------ Input material
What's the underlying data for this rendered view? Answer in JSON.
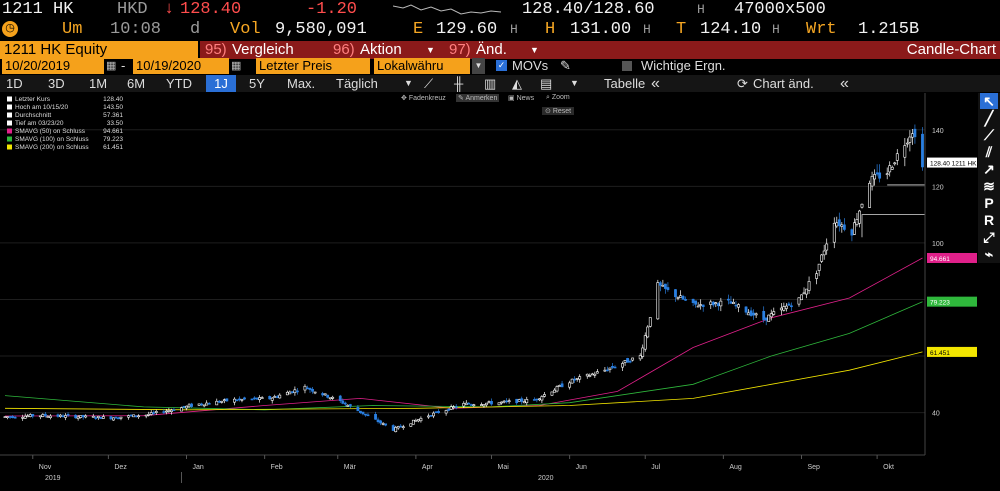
{
  "quote": {
    "ticker": "1211 HK",
    "currency": "HKD",
    "arrow": "↓",
    "last": "128.40",
    "change": "-1.20",
    "bid_ask": "128.40/128.60",
    "bid_ask_suffix": "H",
    "size": "47000x500",
    "um_label": "Um",
    "time": "10:08",
    "d_label": "d",
    "vol_label": "Vol",
    "volume": "9,580,091",
    "e_label": "E",
    "open": "129.60",
    "open_suffix": "H",
    "h_label": "H",
    "high": "131.00",
    "high_suffix": "H",
    "t_label": "T",
    "low": "124.10",
    "low_suffix": "H",
    "wrt_label": "Wrt",
    "mktcap": "1.215B"
  },
  "header": {
    "security": "1211 HK Equity",
    "menu_compare_num": "95)",
    "menu_compare": "Vergleich",
    "menu_action_num": "96)",
    "menu_action": "Aktion",
    "menu_edit_num": "97)",
    "menu_edit": "Änd.",
    "chart_type": "Candle-Chart"
  },
  "range": {
    "start": "10/20/2019",
    "end": "10/19/2020",
    "price_field": "Letzter Preis",
    "currency_field": "Lokalwähru",
    "movs_label": "MOVs",
    "events_label": "Wichtige Ergn."
  },
  "toolbar": {
    "periods": [
      "1D",
      "3D",
      "1M",
      "6M",
      "YTD",
      "1J",
      "5Y",
      "Max."
    ],
    "selected_period": "1J",
    "frequency": "Täglich",
    "table_label": "Tabelle",
    "chart_edit_label": "Chart änd."
  },
  "chart_tools": {
    "crosshair": "Fadenkreuz",
    "annotate": "Anmerken",
    "news": "News",
    "zoom": "Zoom",
    "reset": "Reset"
  },
  "right_tools": [
    "P",
    "R"
  ],
  "legend": [
    {
      "label": "Letzter Kurs",
      "value": "128.40",
      "color": "#ffffff"
    },
    {
      "label": "Hoch am 10/15/20",
      "value": "143.50",
      "color": "#ffffff"
    },
    {
      "label": "Durchschnitt",
      "value": "57.361",
      "color": "#ffffff"
    },
    {
      "label": "Tief am 03/23/20",
      "value": "33.50",
      "color": "#ffffff"
    },
    {
      "label": "SMAVG (50)  on Schluss",
      "value": "94.661",
      "color": "#e0208a"
    },
    {
      "label": "SMAVG (100)  on Schluss",
      "value": "79.223",
      "color": "#2fb83c"
    },
    {
      "label": "SMAVG (200)  on Schluss",
      "value": "61.451",
      "color": "#f3e600"
    }
  ],
  "price_labels": [
    {
      "text": "128.40  1211 HK",
      "bg": "#ffffff",
      "fg": "#000000"
    },
    {
      "text": "94.661",
      "bg": "#e0208a",
      "fg": "#ffffff"
    },
    {
      "text": "79.223",
      "bg": "#2fb83c",
      "fg": "#ffffff"
    },
    {
      "text": "61.451",
      "bg": "#f3e600",
      "fg": "#000000"
    }
  ],
  "colors": {
    "accent": "#f5a11b",
    "bar": "#8b1a1a",
    "up": "#ffffff",
    "down": "#2a7fe0"
  },
  "chart_data": {
    "type": "candlestick",
    "title": "",
    "y_ticks": [
      40,
      60,
      80,
      100,
      120,
      140
    ],
    "y_tick_labels": [
      "40",
      "",
      "",
      "100",
      "120",
      "140"
    ],
    "ylim": [
      25,
      153
    ],
    "x_months": [
      "Nov",
      "Dez",
      "Jan",
      "Feb",
      "Mär",
      "Apr",
      "Mai",
      "Jun",
      "Jul",
      "Aug",
      "Sep",
      "Okt"
    ],
    "x_years": [
      "2019",
      "2020"
    ],
    "last": 128.4,
    "high": {
      "date": "10/15/20",
      "value": 143.5
    },
    "low": {
      "date": "03/23/20",
      "value": 33.5
    },
    "average": 57.361,
    "weekly_close_approx": [
      {
        "date": "2019-10-21",
        "close": 38.5
      },
      {
        "date": "2019-11-04",
        "close": 39.0
      },
      {
        "date": "2019-11-18",
        "close": 38.6
      },
      {
        "date": "2019-12-02",
        "close": 38.2
      },
      {
        "date": "2019-12-16",
        "close": 39.2
      },
      {
        "date": "2020-01-06",
        "close": 43.0
      },
      {
        "date": "2020-01-20",
        "close": 44.5
      },
      {
        "date": "2020-02-03",
        "close": 45.0
      },
      {
        "date": "2020-02-17",
        "close": 49.0
      },
      {
        "date": "2020-03-02",
        "close": 44.0
      },
      {
        "date": "2020-03-23",
        "close": 34.0
      },
      {
        "date": "2020-04-06",
        "close": 39.0
      },
      {
        "date": "2020-04-20",
        "close": 43.0
      },
      {
        "date": "2020-05-04",
        "close": 43.5
      },
      {
        "date": "2020-05-18",
        "close": 44.5
      },
      {
        "date": "2020-06-01",
        "close": 51.0
      },
      {
        "date": "2020-06-15",
        "close": 55.0
      },
      {
        "date": "2020-06-29",
        "close": 60.0
      },
      {
        "date": "2020-07-06",
        "close": 85.0
      },
      {
        "date": "2020-07-20",
        "close": 78.0
      },
      {
        "date": "2020-08-03",
        "close": 79.0
      },
      {
        "date": "2020-08-17",
        "close": 73.0
      },
      {
        "date": "2020-08-31",
        "close": 80.0
      },
      {
        "date": "2020-09-07",
        "close": 90.0
      },
      {
        "date": "2020-09-14",
        "close": 108.0
      },
      {
        "date": "2020-09-21",
        "close": 104.0
      },
      {
        "date": "2020-09-28",
        "close": 122.0
      },
      {
        "date": "2020-10-05",
        "close": 125.0
      },
      {
        "date": "2020-10-15",
        "close": 140.0
      },
      {
        "date": "2020-10-19",
        "close": 128.4
      }
    ],
    "series": [
      {
        "name": "SMAVG (50)  on Schluss",
        "last": 94.661
      },
      {
        "name": "SMAVG (100)  on Schluss",
        "last": 79.223
      },
      {
        "name": "SMAVG (200)  on Schluss",
        "last": 61.451
      }
    ]
  }
}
------------
**Task details**. Write the entries above out again exactly, but not the pictures.

**Completed task**.
What's the underlying data for this rendered view? Answer in JSON.
{
  "quote": {
    "ticker": "1211 HK",
    "currency": "HKD",
    "arrow": "↓",
    "last": "128.40",
    "change": "-1.20",
    "bid_ask": "128.40/128.60",
    "bid_ask_suffix": "H",
    "size": "47000x500",
    "um_label": "Um",
    "time": "10:08",
    "d_label": "d",
    "vol_label": "Vol",
    "volume": "9,580,091",
    "e_label": "E",
    "open": "129.60",
    "open_suffix": "H",
    "h_label": "H",
    "high": "131.00",
    "high_suffix": "H",
    "t_label": "T",
    "low": "124.10",
    "low_suffix": "H",
    "wrt_label": "Wrt",
    "mktcap": "1.215B"
  },
  "header": {
    "security": "1211 HK Equity",
    "menu_compare_num": "95)",
    "menu_compare": "Vergleich",
    "menu_action_num": "96)",
    "menu_action": "Aktion",
    "menu_edit_num": "97)",
    "menu_edit": "Änd.",
    "chart_type": "Candle-Chart"
  },
  "range": {
    "start": "10/20/2019",
    "end": "10/19/2020",
    "price_field": "Letzter Preis",
    "currency_field": "Lokalwähru",
    "movs_label": "MOVs",
    "events_label": "Wichtige Ergn."
  },
  "toolbar": {
    "periods": [
      "1D",
      "3D",
      "1M",
      "6M",
      "YTD",
      "1J",
      "5Y",
      "Max."
    ],
    "selected_period": "1J",
    "frequency": "Täglich",
    "table_label": "Tabelle",
    "chart_edit_label": "Chart änd."
  },
  "chart_tools": {
    "crosshair": "Fadenkreuz",
    "annotate": "Anmerken",
    "news": "News",
    "zoom": "Zoom",
    "reset": "Reset"
  },
  "right_tools": [
    "P",
    "R"
  ],
  "legend": [
    {
      "label": "Letzter Kurs",
      "value": "128.40",
      "color": "#ffffff"
    },
    {
      "label": "Hoch am 10/15/20",
      "value": "143.50",
      "color": "#ffffff"
    },
    {
      "label": "Durchschnitt",
      "value": "57.361",
      "color": "#ffffff"
    },
    {
      "label": "Tief am 03/23/20",
      "value": "33.50",
      "color": "#ffffff"
    },
    {
      "label": "SMAVG (50)  on Schluss",
      "value": "94.661",
      "color": "#e0208a"
    },
    {
      "label": "SMAVG (100)  on Schluss",
      "value": "79.223",
      "color": "#2fb83c"
    },
    {
      "label": "SMAVG (200)  on Schluss",
      "value": "61.451",
      "color": "#f3e600"
    }
  ],
  "price_labels": [
    {
      "text": "128.40  1211 HK",
      "bg": "#ffffff",
      "fg": "#000000"
    },
    {
      "text": "94.661",
      "bg": "#e0208a",
      "fg": "#ffffff"
    },
    {
      "text": "79.223",
      "bg": "#2fb83c",
      "fg": "#ffffff"
    },
    {
      "text": "61.451",
      "bg": "#f3e600",
      "fg": "#000000"
    }
  ],
  "colors": {
    "accent": "#f5a11b",
    "bar": "#8b1a1a",
    "up": "#ffffff",
    "down": "#2a7fe0"
  },
  "chart_data": {
    "type": "candlestick",
    "title": "",
    "y_ticks": [
      40,
      60,
      80,
      100,
      120,
      140
    ],
    "y_tick_labels": [
      "40",
      "",
      "",
      "100",
      "120",
      "140"
    ],
    "ylim": [
      25,
      153
    ],
    "x_months": [
      "Nov",
      "Dez",
      "Jan",
      "Feb",
      "Mär",
      "Apr",
      "Mai",
      "Jun",
      "Jul",
      "Aug",
      "Sep",
      "Okt"
    ],
    "x_years": [
      "2019",
      "2020"
    ],
    "last": 128.4,
    "high": {
      "date": "10/15/20",
      "value": 143.5
    },
    "low": {
      "date": "03/23/20",
      "value": 33.5
    },
    "average": 57.361,
    "weekly_close_approx": [
      {
        "date": "2019-10-21",
        "close": 38.5
      },
      {
        "date": "2019-11-04",
        "close": 39.0
      },
      {
        "date": "2019-11-18",
        "close": 38.6
      },
      {
        "date": "2019-12-02",
        "close": 38.2
      },
      {
        "date": "2019-12-16",
        "close": 39.2
      },
      {
        "date": "2020-01-06",
        "close": 43.0
      },
      {
        "date": "2020-01-20",
        "close": 44.5
      },
      {
        "date": "2020-02-03",
        "close": 45.0
      },
      {
        "date": "2020-02-17",
        "close": 49.0
      },
      {
        "date": "2020-03-02",
        "close": 44.0
      },
      {
        "date": "2020-03-23",
        "close": 34.0
      },
      {
        "date": "2020-04-06",
        "close": 39.0
      },
      {
        "date": "2020-04-20",
        "close": 43.0
      },
      {
        "date": "2020-05-04",
        "close": 43.5
      },
      {
        "date": "2020-05-18",
        "close": 44.5
      },
      {
        "date": "2020-06-01",
        "close": 51.0
      },
      {
        "date": "2020-06-15",
        "close": 55.0
      },
      {
        "date": "2020-06-29",
        "close": 60.0
      },
      {
        "date": "2020-07-06",
        "close": 85.0
      },
      {
        "date": "2020-07-20",
        "close": 78.0
      },
      {
        "date": "2020-08-03",
        "close": 79.0
      },
      {
        "date": "2020-08-17",
        "close": 73.0
      },
      {
        "date": "2020-08-31",
        "close": 80.0
      },
      {
        "date": "2020-09-07",
        "close": 90.0
      },
      {
        "date": "2020-09-14",
        "close": 108.0
      },
      {
        "date": "2020-09-21",
        "close": 104.0
      },
      {
        "date": "2020-09-28",
        "close": 122.0
      },
      {
        "date": "2020-10-05",
        "close": 125.0
      },
      {
        "date": "2020-10-15",
        "close": 140.0
      },
      {
        "date": "2020-10-19",
        "close": 128.4
      }
    ],
    "series": [
      {
        "name": "SMAVG (50)  on Schluss",
        "last": 94.661
      },
      {
        "name": "SMAVG (100)  on Schluss",
        "last": 79.223
      },
      {
        "name": "SMAVG (200)  on Schluss",
        "last": 61.451
      }
    ]
  }
}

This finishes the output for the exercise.